Requirements
Could you repeat, word for word, every line from the one containing "Convert this screenshot" through the final line of the records below, and nothing else?

Given entries
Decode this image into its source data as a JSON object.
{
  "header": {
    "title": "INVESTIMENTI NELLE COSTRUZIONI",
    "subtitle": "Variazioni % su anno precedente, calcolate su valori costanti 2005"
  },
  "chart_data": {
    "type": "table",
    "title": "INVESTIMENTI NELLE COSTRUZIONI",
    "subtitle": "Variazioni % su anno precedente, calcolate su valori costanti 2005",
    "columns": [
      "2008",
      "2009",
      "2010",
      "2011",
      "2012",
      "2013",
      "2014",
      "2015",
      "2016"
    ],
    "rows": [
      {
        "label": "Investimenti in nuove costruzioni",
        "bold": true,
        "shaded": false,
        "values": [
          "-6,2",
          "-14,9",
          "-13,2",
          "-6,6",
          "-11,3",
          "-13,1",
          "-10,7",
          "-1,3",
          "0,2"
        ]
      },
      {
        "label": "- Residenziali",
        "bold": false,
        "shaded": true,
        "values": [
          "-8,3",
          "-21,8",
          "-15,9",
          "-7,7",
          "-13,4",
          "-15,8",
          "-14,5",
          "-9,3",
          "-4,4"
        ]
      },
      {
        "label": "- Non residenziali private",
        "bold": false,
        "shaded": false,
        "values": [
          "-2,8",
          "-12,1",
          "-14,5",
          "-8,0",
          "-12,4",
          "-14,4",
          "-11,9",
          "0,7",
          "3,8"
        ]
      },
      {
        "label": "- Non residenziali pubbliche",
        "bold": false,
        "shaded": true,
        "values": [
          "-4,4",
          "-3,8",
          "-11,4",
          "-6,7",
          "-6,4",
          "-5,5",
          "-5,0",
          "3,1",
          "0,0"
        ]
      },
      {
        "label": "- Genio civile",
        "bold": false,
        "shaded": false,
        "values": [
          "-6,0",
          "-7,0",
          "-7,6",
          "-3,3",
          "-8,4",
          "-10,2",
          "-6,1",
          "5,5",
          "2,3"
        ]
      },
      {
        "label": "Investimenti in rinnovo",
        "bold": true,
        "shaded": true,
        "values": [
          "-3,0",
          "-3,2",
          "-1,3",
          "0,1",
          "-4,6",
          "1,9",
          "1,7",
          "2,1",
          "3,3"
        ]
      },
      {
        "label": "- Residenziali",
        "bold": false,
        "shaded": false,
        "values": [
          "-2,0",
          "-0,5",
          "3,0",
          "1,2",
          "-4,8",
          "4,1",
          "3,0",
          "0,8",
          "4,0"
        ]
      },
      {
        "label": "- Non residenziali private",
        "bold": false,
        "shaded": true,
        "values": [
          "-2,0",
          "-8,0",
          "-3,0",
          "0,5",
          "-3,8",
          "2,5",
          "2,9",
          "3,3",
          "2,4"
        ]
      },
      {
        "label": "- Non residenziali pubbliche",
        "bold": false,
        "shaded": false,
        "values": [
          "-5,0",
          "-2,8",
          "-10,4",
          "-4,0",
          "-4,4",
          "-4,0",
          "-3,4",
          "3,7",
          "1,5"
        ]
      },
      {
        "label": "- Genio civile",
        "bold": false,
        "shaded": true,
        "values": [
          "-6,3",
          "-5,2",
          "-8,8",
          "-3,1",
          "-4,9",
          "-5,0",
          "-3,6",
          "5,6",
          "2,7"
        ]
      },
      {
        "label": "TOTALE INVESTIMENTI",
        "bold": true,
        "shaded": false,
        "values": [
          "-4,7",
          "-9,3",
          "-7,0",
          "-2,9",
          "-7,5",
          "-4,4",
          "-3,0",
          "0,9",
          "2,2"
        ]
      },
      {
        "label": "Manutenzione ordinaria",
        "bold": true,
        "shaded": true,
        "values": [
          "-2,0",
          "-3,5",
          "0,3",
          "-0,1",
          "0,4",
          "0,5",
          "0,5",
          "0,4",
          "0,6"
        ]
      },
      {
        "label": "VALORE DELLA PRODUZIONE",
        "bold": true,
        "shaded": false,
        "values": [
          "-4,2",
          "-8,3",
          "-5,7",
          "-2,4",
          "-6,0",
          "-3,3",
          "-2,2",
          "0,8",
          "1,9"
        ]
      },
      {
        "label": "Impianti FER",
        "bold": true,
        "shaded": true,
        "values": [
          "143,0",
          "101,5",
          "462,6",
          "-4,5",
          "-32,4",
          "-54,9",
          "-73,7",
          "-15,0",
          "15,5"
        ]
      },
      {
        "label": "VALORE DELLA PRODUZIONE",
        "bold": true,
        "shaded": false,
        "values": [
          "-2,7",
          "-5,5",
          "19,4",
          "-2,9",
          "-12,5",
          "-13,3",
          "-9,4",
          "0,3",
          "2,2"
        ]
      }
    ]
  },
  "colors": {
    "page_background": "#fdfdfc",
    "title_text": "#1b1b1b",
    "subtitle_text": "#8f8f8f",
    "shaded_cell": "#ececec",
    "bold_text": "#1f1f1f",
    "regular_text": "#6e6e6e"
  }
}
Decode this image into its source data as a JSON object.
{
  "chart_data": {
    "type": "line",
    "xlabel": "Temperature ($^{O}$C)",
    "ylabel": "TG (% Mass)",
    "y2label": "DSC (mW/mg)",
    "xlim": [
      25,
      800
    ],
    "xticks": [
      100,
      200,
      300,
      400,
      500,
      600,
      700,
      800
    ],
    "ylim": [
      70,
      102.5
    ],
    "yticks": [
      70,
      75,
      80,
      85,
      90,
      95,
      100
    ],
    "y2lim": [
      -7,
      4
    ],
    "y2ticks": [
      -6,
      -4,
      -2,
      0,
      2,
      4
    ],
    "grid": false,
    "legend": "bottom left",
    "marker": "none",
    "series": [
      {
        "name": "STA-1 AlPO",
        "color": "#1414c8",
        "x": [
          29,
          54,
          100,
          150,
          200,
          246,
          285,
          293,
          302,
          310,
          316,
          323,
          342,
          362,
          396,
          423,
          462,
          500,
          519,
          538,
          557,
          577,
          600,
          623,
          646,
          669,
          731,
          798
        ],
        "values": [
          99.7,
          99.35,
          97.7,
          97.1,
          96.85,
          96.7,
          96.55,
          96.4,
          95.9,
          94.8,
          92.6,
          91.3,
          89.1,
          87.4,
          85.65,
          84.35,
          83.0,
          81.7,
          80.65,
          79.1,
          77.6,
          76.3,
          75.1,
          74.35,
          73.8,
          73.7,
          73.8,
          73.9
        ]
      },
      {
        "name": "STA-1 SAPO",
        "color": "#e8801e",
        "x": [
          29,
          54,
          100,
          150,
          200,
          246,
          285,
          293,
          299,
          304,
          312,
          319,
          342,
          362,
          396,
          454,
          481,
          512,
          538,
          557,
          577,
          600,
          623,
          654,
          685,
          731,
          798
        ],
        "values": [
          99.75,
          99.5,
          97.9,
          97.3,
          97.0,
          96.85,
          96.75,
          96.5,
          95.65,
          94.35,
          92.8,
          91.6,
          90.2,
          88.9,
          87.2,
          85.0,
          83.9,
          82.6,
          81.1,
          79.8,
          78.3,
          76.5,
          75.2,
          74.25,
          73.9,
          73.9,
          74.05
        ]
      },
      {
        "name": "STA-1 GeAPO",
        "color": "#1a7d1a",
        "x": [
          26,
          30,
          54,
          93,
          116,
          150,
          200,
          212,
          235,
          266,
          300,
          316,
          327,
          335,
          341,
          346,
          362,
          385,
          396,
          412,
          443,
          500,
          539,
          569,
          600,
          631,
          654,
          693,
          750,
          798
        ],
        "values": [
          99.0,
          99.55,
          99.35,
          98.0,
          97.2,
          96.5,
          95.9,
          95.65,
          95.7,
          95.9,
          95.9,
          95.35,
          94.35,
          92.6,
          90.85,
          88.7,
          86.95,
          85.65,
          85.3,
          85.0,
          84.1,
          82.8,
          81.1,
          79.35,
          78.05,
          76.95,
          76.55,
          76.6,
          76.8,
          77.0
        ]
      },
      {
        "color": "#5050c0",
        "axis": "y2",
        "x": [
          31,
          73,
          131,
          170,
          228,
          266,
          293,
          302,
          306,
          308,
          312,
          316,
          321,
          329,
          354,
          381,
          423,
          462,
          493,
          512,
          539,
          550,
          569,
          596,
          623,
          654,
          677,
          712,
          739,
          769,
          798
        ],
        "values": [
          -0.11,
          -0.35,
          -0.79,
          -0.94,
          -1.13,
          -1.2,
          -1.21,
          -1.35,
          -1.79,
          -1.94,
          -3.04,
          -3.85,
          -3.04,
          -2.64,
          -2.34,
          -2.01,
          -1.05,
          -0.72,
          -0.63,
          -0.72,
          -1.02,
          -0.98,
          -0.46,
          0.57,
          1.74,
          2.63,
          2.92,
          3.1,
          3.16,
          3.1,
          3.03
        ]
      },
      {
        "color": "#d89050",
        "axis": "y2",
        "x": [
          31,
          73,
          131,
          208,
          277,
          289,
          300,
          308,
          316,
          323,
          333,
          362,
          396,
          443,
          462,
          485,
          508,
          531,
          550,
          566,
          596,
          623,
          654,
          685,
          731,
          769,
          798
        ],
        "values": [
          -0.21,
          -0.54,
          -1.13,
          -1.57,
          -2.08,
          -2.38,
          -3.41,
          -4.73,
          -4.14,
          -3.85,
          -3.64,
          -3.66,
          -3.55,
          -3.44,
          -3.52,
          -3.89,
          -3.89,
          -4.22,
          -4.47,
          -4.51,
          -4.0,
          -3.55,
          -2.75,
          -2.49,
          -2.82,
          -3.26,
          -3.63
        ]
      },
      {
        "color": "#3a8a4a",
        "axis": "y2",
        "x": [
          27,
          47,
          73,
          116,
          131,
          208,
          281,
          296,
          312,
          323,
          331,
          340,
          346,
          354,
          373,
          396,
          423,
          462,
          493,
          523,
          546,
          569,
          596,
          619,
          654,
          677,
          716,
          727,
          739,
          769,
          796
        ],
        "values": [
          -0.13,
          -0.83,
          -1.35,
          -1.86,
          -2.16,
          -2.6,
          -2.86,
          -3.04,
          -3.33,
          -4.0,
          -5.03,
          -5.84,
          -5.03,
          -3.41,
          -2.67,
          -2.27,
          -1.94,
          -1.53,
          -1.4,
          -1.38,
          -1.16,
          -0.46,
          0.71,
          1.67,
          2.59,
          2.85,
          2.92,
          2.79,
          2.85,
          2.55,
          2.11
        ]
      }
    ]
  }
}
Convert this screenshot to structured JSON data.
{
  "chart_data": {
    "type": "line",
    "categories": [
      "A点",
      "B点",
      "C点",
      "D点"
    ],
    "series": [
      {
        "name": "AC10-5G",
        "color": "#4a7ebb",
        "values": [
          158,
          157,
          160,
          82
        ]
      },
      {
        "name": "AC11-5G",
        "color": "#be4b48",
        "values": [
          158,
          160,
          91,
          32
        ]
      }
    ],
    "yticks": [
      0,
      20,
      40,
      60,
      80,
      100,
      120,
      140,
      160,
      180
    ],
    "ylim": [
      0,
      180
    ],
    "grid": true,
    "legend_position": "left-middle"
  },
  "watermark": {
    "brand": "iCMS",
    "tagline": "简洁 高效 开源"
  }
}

The solution
Convert this screenshot to structured JSON data.
{
  "chart_data": {
    "type": "line",
    "categories": [
      "A点",
      "B点",
      "C点",
      "D点"
    ],
    "series": [
      {
        "name": "AC10-5G",
        "color": "#4a7ebb",
        "values": [
          158,
          157,
          160,
          82
        ]
      },
      {
        "name": "AC11-5G",
        "color": "#be4b48",
        "values": [
          158,
          160,
          91,
          32
        ]
      }
    ],
    "yticks": [
      0,
      20,
      40,
      60,
      80,
      100,
      120,
      140,
      160,
      180
    ],
    "ylim": [
      0,
      180
    ],
    "grid": true,
    "legend_position": "left-middle"
  },
  "watermark": {
    "brand": "iCMS",
    "tagline": "简洁 高效 开源"
  }
}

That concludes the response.